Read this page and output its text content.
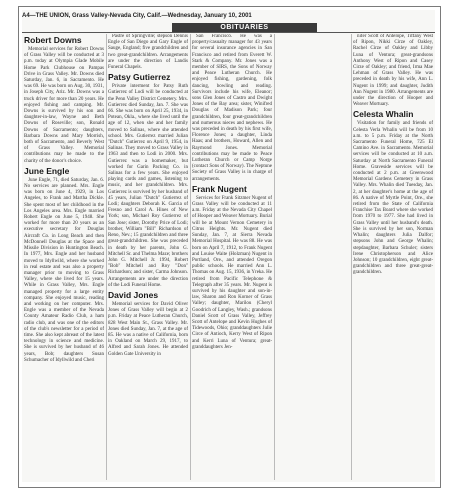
A4—THE UNION, Grass Valley-Nevada City, Calif.—Wednesday, January 10, 2001
OBITUARIES
Robert Downs

Memorial services for Robert Downs of Grass Valley will be conducted at 3 p.m. today at Olympia Glade Mobile Home Park Clubhouse on Pampas Drive in Grass Valley. Mr. Downs died Saturday, Jan. 6, in Sacramento. He was 69. He was born on Aug. 30, 1931, in Joseph City, Ariz. Mr. Downs was a truck driver for more than 20 years. He enjoyed fishing and camping. Mr. Downs is survived by his son and daughter-in-law, Wayne and Beth Downs of Roseville; son, Ronald Downs of Sacramento; daughters, Barbara Downs and Mary Morrish, both of Sacramento, and Beverly West of Grass Valley. Memorial contributions may be made to the charity of the donor's choice.

June Engle

June Engle, 71, died Saturday, Jan. 6. No services are planned. Mrs. Engle was born on June 4, 1929, in Los Angeles, to Frank and Martha Dickle. She spent most of her childhood in the Los Angeles area. Mrs. Engle married Robert Engle on June 5, 1948. She worked for more than 20 years as an executive secretary for Douglas Aircraft Co. in Long Beach and then McDonnell Douglas at the Space and Missile Division in Huntington Beach. In 1977, Mrs. Engle and her husband moved to Idyllwild, where she worked in real estate and was also a property manager prior to moving to Grass Valley, where she lived for 15 years. While in Grass Valley, Mrs. Engle managed property for a large entity company. She enjoyed music, reading and working on her computer. Mrs. Engle was a member of the Nevada County Amateur Radio Club, a ham radio club, and was one of the editors of the club's newsletter for a period of time. She also kept abreast of the latest technology in science and medicine. She is survived by her husband of 46 years, Bob; daughters Susan Schumacher of Idyllwild and Cheri

Pastre of Springville; stepson Dennis Engle of San Diego and Gary Engle of Sauge, England; five grandchildren and two great-grandchildren. Arrangements are under the direction of Landis Funeral Chapels.

Patsy Gutierrez

Private interment for Patsy Ruth Gutierrez of Lodi will be conducted at the Penn Valley District Cemetery. Mrs. Gutierrez died Sunday, Jan. 7. She was 66. She was born on April 25, 1934, in Potean, Okla., where she lived until the age of 12, when she and her family moved to Salinas, where she attended school. Mrs. Gutierrez married Julian "Dutch" Gutierrez on April 9, 1954, in Salinas. They moved to Grass Valley in 1963 and then to Lodi in 2000. Mrs. Gutierrez was a homemaker, but worked for Garin Packing Co. in Salinas for a few years. She enjoyed playing cards and games, listening to music, and her grandchildren. Mrs. Gutierrez is survived by her husband of 45 years, Julian "Dutch" Gutierrez of Lodi; daughters Deborah K. Garcia of Fresno and Carol A. Hines of New York; son, Michael Roy Gutierrez of San Jose; sister, Dorothy Price of Lodi; brother, William "Bill" Richardson of Reno, Nev.; 15 grandchildren and three great-grandchildren. She was preceded in death by her parents, John G. Mitchell Sr. and Thelma Maze; brothers John G. Mitchell Jr. 1994, Robert "Bob" Mitchell and Roy "Don" Richardson; and sister, Carma Johnson. Arrangements are under the direction of the Lodi Funeral Home.

David Jones

Memorial services for David Oliver Jones of Grass Valley will begin at 2 p.m. Friday at Peace Lutheran Church, 828 West Main St., Grass Valley. Mr. Jones died Sunday, Jan. 7, at the age of 85. He was a native of California, born in Oakland on March 29, 1917, to Alfred and Sarah Jones. He attended Golden Gate University in

San Francisco. He was a property/casualty manager for 43 years for several insurance agencies in San Francisco and retired from Everett W. Stark & Company. Mr. Jones was a member of SIRS, the Sons of Norway and Peace Lutheran Church. He enjoyed fishing, gardening, folk dancing, bowling and reading. Survivors include his wife, Eleanor; sons Glen Jones of Castro and Dwight Jones of the Bay area; sister, Winifred Douglas of Madison Park; four grandchildren, four great-grandchildren and numerous nieces and nephews. He was preceded in death by his first wife, Florence Jones; a daughter, Linda Haas; and brothers, Howard, Allen and Raymond Jones. Memorial contributions may be made to Peace Lutheran Church or Camp Norge (contact Sons of Norway). The Neptune Society of Grass Valley is in charge of arrangements.

Frank Nugent

Services for Frank Sitzmer Nugent of Grass Valley will be conducted at 11 a.m. Friday at the Nevada City Chapel of Hooper and Weaver Mortuary. Burial will be at Mount Vernon Cemetery in Citrus Heights. Mr. Nugent died Sunday, Jan. 7, at Sierra Nevada Memorial Hospital. He was 88. He was born on April 7, 1912, to Frank Nugent and Louise Waite (Holzman) Nugent in Portland, Ore., and attended Oregon public schools. He married Ann L. Thomas on Aug. 15, 1936, in Yreka. He retired from Pacific Telephone & Telegraph after 35 years. Mr. Nugent is survived by his daughter and son-in-law, Sharon and Ron Korner of Grass Valley; daughter, Marilou (Cheryl Goodrich of Langley, Wash.; grandsons Daniel Scott of Grass Valley, Jeffrey Scott of Antelope and Kevin Hughes of Tidewoods, Ohio; granddaughters Julie Circe of Antioch, Kerry West of Ripon and Kerri Luna of Ventura; great-granddaughters Jen-

nifer Scott of Antelope, Tiffany West of Ripon, Nikki Cirze of Oakley, Rachel Cirze of Oakley and Libby Luna of Ventura; great-grandsons Anthony West of Ripon and Casey Cirze of Oakley; and friend, Irma Mae Lehman of Grass Valley. He was preceded in death by his wife, Ann L. Nugent in 1999; and daughter, Judith Ann Nugent in 1980. Arrangements are under the direction of Hooper and Weaver Mortuary.

Celesta Whalin

Visitation for family and friends of Celesta Verla Whalin will be from 10 a.m. to 5 p.m. Friday at the North Sacramento Funeral Home, 725 El Camino Ave. in Sacramento. Memorial services will be conducted at 10 a.m. Saturday at North Sacramento Funeral Home. Graveside services will be conducted at 2 p.m. at Greenwood Memorial Gardens Cemetery in Grass Valley. Mrs. Whalin died Tuesday, Jan. 2, at her daughter's home at the age of 86. A native of Myrtle Point, Ore., she retired from the State of California Franchise Tax Board where she worked from 1970 to 1977. She had lived in Grass Valley until her husband's death. She is survived by her son, Norman Whalin; daughters Julia Dalfor; stepsons John and George Whalin; stepdaughter, Barbara Schuler; sisters Irene Christopherson and Alice Johnson; 10 grandchildren, eight great-grandchildren and three great-great-grandchildren.
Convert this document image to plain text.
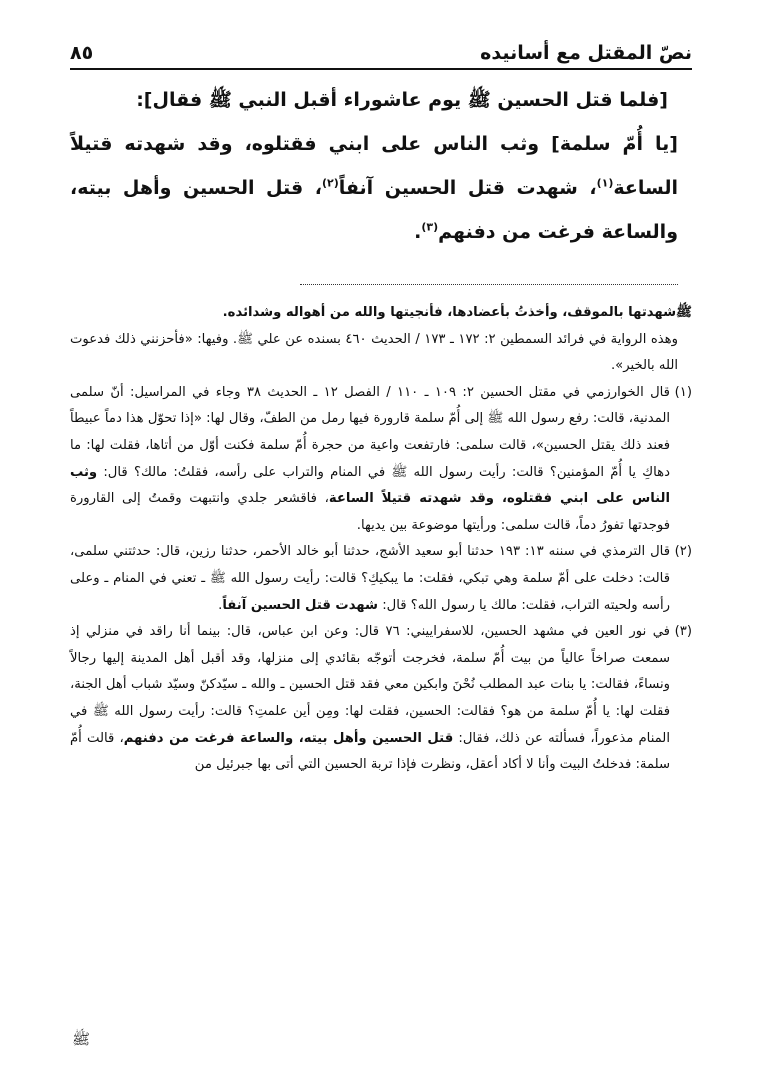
نصّ المقتل مع أسانيده
٨٥

[فلما قتل الحسين ﷺ يوم عاشوراء أقبل النبي ﷺ فقال]:

[يا أُمّ سلمة] وثب الناس على ابني فقتلوه، وقد شهدته قتيلاً الساعة$^{(١)}$، شهدت قتل الحسين آنفاً$^{(٢)}$، قتل الحسين وأهل بيته، والساعة فرغت من دفنهم$^{(٣)}$.

ﷺشهدتها بالموقف، وأخذتُ بأعضادها، فأنجيتها والله من أهواله وشدائده.

وهذه الرواية في فرائد السمطين ٢: ١٧٢ ـ ١٧٣ / الحديث ٤٦٠ بسنده عن علي ﷺ. وفيها: «فأحزنني ذلك فدعوت الله بالخير».

(١)
قال الخوارزمي في مقتل الحسين ٢: ١٠٩ ـ ١١٠ / الفصل ١٢ ـ الحديث ٣٨ وجاء في المراسيل: أنّ سلمى المدنية، قالت: رفع رسول الله ﷺ إلى أُمّ سلمة قارورة فيها رمل من الطفّ، وقال لها: «إذا تحوّل هذا دماً عبيطاً فعند ذلك يقتل الحسين»، قالت سلمى: فارتفعت واعية من حجرة أُمّ سلمة فكنت أوّل من أتاها، فقلت لها: ما دهاكِ يا أُمّ المؤمنين؟ قالت: رأيت رسول الله ﷺ في المنام والتراب على رأسه، فقلتُ: مالك؟ قال: وثب الناس على ابني فقتلوه، وقد شهدته قتيلاً الساعة، فاقشعر جلدي وانتبهت وقمتُ إلى القارورة فوجدتها تفورُ دماً، قالت سلمى: ورأيتها موضوعة بين يديها.
(٢)
قال الترمذي في سننه ١٣: ١٩٣ حدثنا أبو سعيد الأشج، حدثنا أبو خالد الأحمر، حدثنا رزين، قال: حدثتني سلمى، قالت: دخلت على أمّ سلمة وهي تبكي، فقلت: ما يبكيكِ؟ قالت: رأيت رسول الله ﷺ ـ تعني في المنام ـ وعلى رأسه ولحيته التراب، فقلت: مالك يا رسول الله؟ قال: شهدت قتل الحسين آنفاً.
(٣)
في نور العين في مشهد الحسين، للاسفراييني: ٧٦ قال: وعن ابن عباس، قال: بينما أنا راقد في منزلي إذ سمعت صراخاً عالياً من بيت أُمّ سلمة، فخرجت أتوجّه بقائدي إلى منزلها، وقد أقبل أهل المدينة إليها رجالاً ونساءً، فقالت: يا بنات عبد المطلب نُحْنَ وابكين معي فقد قتل الحسين ـ والله ـ سيّدكنّ وسيّد شباب أهل الجنة، فقلت لها: يا أُمّ سلمة من هو؟ فقالت: الحسين، فقلت لها: ومِن أين علمتِ؟ قالت: رأيت رسول الله ﷺ في المنام مذعوراً، فسألته عن ذلك، فقال: قتل الحسين وأهل بيته، والساعة فرغت من دفنهم، قالت أُمّ سلمة: فدخلتُ البيت وأنا لا أكاد أعقل، ونظرت فإذا تربة الحسين التي أتى بها جبرئيل من
ﷺ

· · · · ·

GIVEN INSTRUCTION: Pull every line containing the word "أقبل" out of the material.

ANSWER:
[فلما قتل الحسين ﷺ يوم عاشوراء أقبل النبي ﷺ فقال]:
في نور العين في مشهد الحسين، للاسفراييني: ٧٦ قال: وعن ابن عباس، قال: بينما أنا راقد في منزلي إذ سمعت صراخاً عالياً من بيت أُمّ سلمة، فخرجت أتوجّه بقائدي إلى منزلها، وقد أقبل أهل المدينة إليها رجالاً ونساءً، فقالت: يا بنات عبد المطلب نُحْنَ وابكين معي فقد قتل الحسين ـ والله ـ سيّدكنّ وسيّد شباب أهل الجنة، فقلت لها: يا أُمّ سلمة من هو؟ فقالت: الحسين، فقلت لها: ومِن أين علمتِ؟ قالت: رأيت رسول الله ﷺ في المنام مذعوراً، فسألته عن ذلك، فقال: قتل الحسين وأهل بيته، والساعة فرغت من دفنهم، قالت أُمّ سلمة: فدخلتُ البيت وأنا لا أكاد أعقل، ونظرت فإذا تربة الحسين التي أتى بها جبرئيل من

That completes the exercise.